§ Provided information:
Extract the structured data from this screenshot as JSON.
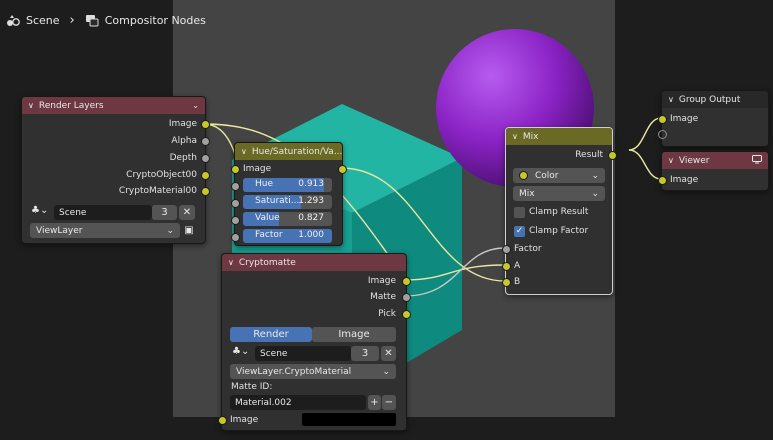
{
  "breadcrumb": {
    "scene": "Scene",
    "separator": "›",
    "tree": "Compositor Nodes",
    "scene_icon": "scene-icon",
    "tree_icon": "node-tree-icon"
  },
  "render_layers": {
    "title": "Render Layers",
    "outputs": [
      "Image",
      "Alpha",
      "Depth",
      "CryptoObject00",
      "CryptoMaterial00"
    ],
    "scene_name": "Scene",
    "scene_users": "3",
    "view_layer": "ViewLayer"
  },
  "hue_sat": {
    "title": "Hue/Saturation/Va...",
    "image_input": "Image",
    "fields": [
      {
        "label": "Hue",
        "value": "0.913",
        "fill": 0.913
      },
      {
        "label": "Saturati...",
        "value": "1.293",
        "fill": 0.65
      },
      {
        "label": "Value",
        "value": "0.827",
        "fill": 0.41
      },
      {
        "label": "Factor",
        "value": "1.000",
        "fill": 1.0
      }
    ]
  },
  "cryptomatte": {
    "title": "Cryptomatte",
    "outputs": [
      "Image",
      "Matte",
      "Pick"
    ],
    "tabs": [
      "Render",
      "Image"
    ],
    "scene_name": "Scene",
    "scene_users": "3",
    "layer": "ViewLayer.CryptoMaterial",
    "matte_id_label": "Matte ID:",
    "matte_id": "Material.002",
    "image_input": "Image",
    "add": "+",
    "remove": "−"
  },
  "mix": {
    "title": "Mix",
    "result": "Result",
    "mode": "Color",
    "blend": "Mix",
    "clamp_result": "Clamp Result",
    "clamp_result_checked": false,
    "clamp_factor": "Clamp Factor",
    "clamp_factor_checked": true,
    "inputs": [
      "Factor",
      "A",
      "B"
    ]
  },
  "group_output": {
    "title": "Group Output",
    "input": "Image"
  },
  "viewer": {
    "title": "Viewer",
    "input": "Image"
  },
  "colors": {
    "accent": "#4772b3",
    "teal": "#1aa394",
    "purple": "#8a22c4",
    "socket_color": "#c7c729",
    "socket_float": "#a0a0a0"
  }
}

§ Task to carry out: What is the number of lines in the records above that include the word "title"? Reply with that number and nothing more.

§ Answer below: 6